SUPPLIED PASSAGE:
——————

Rendering dynamic, complex scenes in real-time is a challenging task. Developers and gamers alike love to have environments that are as realistic in appearance as possible without sacrificing game-play or speed. One such environment that more and more games are adopting, and that is used as an example in this column, is the great outdoors. Unfortunately for performance, being outdoors means, among other things, rendering a lot of geometry. Terrain, water, clouds, and vegetation especially, are all factors that contribute to the challenge. However, with a bit of creative thinking, and smart use of the 3D API, be it OpenGL, Direct3D*, or any other API, developers can squeeze an amazing amount of performance out of today's hardware.
The example discussed in this column specifically pertains to rendering forests of trees, and uses Direct3D*, but the ideas presented could be applied to any 3D scene containing lots of objects with similar geometry using any 3D API. Trees provide an interesting example because they provide all the necessary ingredients for the rendering challenge. They are geometrically complex, they may require a detailed texture, they are abundant in nature, and they are affected by natural elements (e.g. gravity, wind, etc...). Because trees exist in nature, people know what they look like, how they behave, and how they fit into their environment. A consequence of this is that people also have an expectation of what trees will be in a game. Since the goal is to create as realistic an environment as possible, developers must take all of that general knowledge into consideration when creating virtual environments.

——————

GIVEN ENTRIES:
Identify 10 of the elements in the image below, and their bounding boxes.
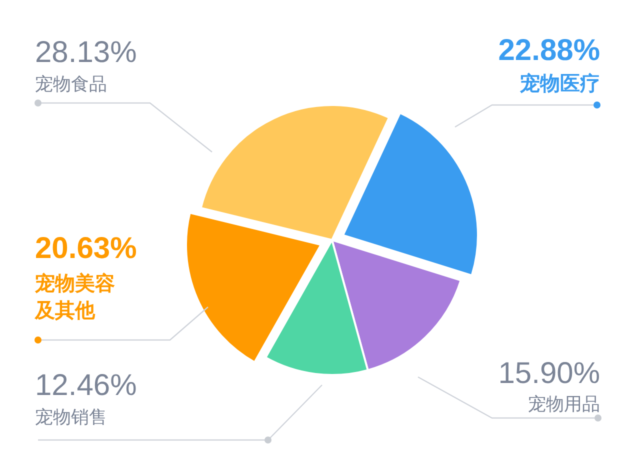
data-label: 22.88%: [498, 34, 600, 67]
slice-label: 宠物食品: [35, 74, 107, 95]
slice-label: 宠物销售: [35, 407, 107, 428]
slice-label: 宠物用品: [528, 394, 600, 415]
slice-label: 宠物美容及其他: [34, 271, 115, 322]
slice-label: 宠物医疗: [519, 71, 600, 95]
data-label: 12.46%: [35, 369, 137, 402]
data-label: 15.90%: [498, 357, 600, 390]
data-label: 20.63%: [35, 232, 137, 265]
data-label: 28.13%: [35, 36, 137, 69]
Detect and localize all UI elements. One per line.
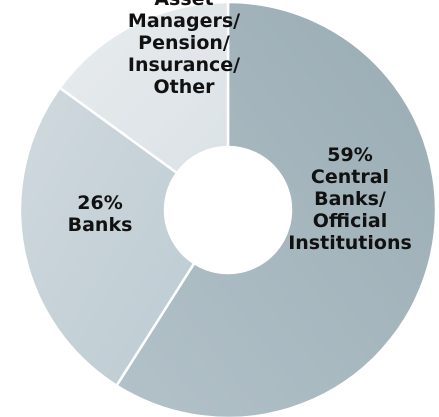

——————

TASKS TO CARRY OUT:
**a.** Condense the paragraph beginning "The example discussed in this column" from the passage on real-time outdoor rendering into a bulleted list that keeps its main facts.
**b.** Extend the passage on real-time outdoor rendering by continuing on from its final sentence.
The listing comes from a different source than the passage on real-time outdoor rendering.

ANSWERS PER TASK:
**a.**
- The column's example is rendering forests of trees with Direct3D*, but the ideas apply to any 3D scene with many objects of similar geometry, in any 3D API.
- Trees contain every ingredient of the rendering challenge:
  - They are geometrically complex.
  - They may need a detailed texture.
  - They are abundant in nature.
  - They are affected by natural elements such as gravity and wind.
- People know how real trees look, behave and fit into their environment, so they also expect certain things of trees in a game.
- Because the goal is the most realistic environment possible, developers must take this general knowledge into account when building virtual environments.

**b.**
Feasibility of Rendering Full Geometry
A great many species of trees live in the natural world, and modeling every one would be very difficult and time consuming. Most of the trees in a given geographic area, however, are relatively similar, and detailed modeling of as few as four different trees, which are then rotated and scaled differently, can result in an impressively realistic forest. The best part is that you don't need, or need to be, a talented artist. Each tree in the example project corresponding to this column is procedurally generated on the fly, and contains more than 10,000 polygons! The utilization of a noise function determines how many trees end up on the land, as well as each tree's type, scale, rotation, and position. A constant variable that is a threshold determines the tree density of the forests, and is set to allow a total of about 400 trees into the example's initial scene.
Assuming that all the trees in the initial scene are in place, and that each tree's properties are set (type of tree, scale, rotation, and position), the interesting question of how to render the trees comes into play. The answer to this question is by no means set in stone, and may in fact vary depending on the desired effect. Let's get into a couple of the possible approaches, discussing the pros and cons of each, and expand on some important implementation decisions. Our desired effect here is the fastest possible rendering of realistic trees.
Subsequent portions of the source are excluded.